Problem |
Please render the lines from the start of the records through the one containing "sensor-noise [0, 34, 2195, 1680]" as a Markdown table with the columns Row and Line, leaving out any blank lines.

Data shown |
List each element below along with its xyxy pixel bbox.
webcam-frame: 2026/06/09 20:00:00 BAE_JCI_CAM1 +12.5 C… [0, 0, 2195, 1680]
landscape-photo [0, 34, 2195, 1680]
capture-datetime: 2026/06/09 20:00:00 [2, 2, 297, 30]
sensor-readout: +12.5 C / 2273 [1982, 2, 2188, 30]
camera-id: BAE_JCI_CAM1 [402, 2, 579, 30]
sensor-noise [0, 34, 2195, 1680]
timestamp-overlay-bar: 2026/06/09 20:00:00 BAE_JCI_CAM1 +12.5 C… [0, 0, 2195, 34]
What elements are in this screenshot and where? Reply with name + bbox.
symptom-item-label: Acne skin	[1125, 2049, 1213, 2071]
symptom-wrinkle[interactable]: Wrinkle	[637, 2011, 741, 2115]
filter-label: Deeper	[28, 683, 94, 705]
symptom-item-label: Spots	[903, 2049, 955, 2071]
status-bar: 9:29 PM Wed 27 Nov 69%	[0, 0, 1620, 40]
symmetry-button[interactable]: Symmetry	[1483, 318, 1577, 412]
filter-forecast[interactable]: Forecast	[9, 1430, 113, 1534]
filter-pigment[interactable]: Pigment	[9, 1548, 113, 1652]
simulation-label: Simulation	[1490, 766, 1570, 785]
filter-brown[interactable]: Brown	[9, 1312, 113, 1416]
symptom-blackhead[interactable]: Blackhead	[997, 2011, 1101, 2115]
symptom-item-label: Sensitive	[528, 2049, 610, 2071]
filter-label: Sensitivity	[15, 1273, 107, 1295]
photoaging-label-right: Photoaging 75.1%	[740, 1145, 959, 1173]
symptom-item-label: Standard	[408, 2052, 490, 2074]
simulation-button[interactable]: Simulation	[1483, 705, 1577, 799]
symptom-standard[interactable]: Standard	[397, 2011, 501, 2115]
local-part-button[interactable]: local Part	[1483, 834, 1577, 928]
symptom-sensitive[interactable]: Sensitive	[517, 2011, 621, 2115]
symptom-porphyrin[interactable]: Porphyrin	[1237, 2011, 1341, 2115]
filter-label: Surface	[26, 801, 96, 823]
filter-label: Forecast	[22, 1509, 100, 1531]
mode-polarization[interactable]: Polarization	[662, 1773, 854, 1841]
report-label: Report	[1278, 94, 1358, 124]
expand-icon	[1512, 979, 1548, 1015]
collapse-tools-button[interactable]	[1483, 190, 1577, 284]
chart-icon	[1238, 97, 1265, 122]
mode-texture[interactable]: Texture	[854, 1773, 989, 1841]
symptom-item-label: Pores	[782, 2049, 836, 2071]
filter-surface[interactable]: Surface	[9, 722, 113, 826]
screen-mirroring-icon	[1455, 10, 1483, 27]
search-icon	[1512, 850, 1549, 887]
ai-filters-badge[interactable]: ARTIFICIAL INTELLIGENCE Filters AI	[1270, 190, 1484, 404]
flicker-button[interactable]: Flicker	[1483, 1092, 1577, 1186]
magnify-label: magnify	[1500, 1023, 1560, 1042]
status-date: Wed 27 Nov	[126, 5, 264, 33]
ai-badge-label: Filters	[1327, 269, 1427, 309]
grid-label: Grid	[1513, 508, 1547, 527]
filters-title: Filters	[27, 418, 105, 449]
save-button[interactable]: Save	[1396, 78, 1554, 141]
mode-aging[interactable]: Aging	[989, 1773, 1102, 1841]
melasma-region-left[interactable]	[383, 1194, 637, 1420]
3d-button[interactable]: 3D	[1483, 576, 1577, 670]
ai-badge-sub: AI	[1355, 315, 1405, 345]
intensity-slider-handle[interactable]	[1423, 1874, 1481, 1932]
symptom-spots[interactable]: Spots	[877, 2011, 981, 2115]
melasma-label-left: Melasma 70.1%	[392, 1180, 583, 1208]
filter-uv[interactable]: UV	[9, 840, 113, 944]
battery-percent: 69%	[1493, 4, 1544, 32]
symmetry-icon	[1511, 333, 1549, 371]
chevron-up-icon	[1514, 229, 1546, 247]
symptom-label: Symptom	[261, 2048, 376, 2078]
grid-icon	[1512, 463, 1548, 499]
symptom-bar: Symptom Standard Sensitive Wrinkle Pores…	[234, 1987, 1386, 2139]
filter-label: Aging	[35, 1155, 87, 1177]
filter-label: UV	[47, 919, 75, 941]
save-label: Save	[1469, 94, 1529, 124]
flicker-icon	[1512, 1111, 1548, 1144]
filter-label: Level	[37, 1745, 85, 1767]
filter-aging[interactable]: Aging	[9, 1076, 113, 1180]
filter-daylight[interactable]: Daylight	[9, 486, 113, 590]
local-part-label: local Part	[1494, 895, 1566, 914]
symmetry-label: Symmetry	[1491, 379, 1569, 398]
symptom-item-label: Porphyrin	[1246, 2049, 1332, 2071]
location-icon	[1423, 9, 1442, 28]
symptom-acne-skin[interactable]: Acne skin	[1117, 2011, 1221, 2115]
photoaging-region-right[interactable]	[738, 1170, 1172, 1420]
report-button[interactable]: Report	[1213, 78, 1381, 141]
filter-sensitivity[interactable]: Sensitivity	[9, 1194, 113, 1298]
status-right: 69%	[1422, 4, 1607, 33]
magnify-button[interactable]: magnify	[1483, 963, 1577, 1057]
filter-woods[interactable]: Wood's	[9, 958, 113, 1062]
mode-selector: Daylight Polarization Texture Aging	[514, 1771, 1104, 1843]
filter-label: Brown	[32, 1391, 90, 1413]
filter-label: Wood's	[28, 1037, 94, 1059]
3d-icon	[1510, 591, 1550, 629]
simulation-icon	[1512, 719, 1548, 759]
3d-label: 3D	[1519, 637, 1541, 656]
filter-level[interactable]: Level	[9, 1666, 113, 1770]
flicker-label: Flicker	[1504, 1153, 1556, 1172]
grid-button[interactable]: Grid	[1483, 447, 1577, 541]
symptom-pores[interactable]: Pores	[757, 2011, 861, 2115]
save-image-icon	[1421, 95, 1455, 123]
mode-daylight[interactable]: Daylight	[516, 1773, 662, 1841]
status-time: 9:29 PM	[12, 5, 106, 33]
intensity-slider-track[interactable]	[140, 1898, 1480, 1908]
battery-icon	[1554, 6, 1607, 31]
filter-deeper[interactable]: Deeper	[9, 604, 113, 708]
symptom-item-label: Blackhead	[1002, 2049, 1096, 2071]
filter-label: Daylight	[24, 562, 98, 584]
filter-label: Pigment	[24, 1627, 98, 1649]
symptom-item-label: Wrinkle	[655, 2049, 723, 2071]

Exercise solution |
| Row | Line |
|---|---|
| 1 | List each element below along with its xyxy pixel bbox. |
| 2 | webcam-frame: 2026/06/09 20:00:00 BAE_JCI_CAM1 +12.5 C… [0, 0, 2195, 1680] |
| 3 | landscape-photo [0, 34, 2195, 1680] |
| 4 | capture-datetime: 2026/06/09 20:00:00 [2, 2, 297, 30] |
| 5 | sensor-readout: +12.5 C / 2273 [1982, 2, 2188, 30] |
| 6 | camera-id: BAE_JCI_CAM1 [402, 2, 579, 30] |
| 7 | sensor-noise [0, 34, 2195, 1680] |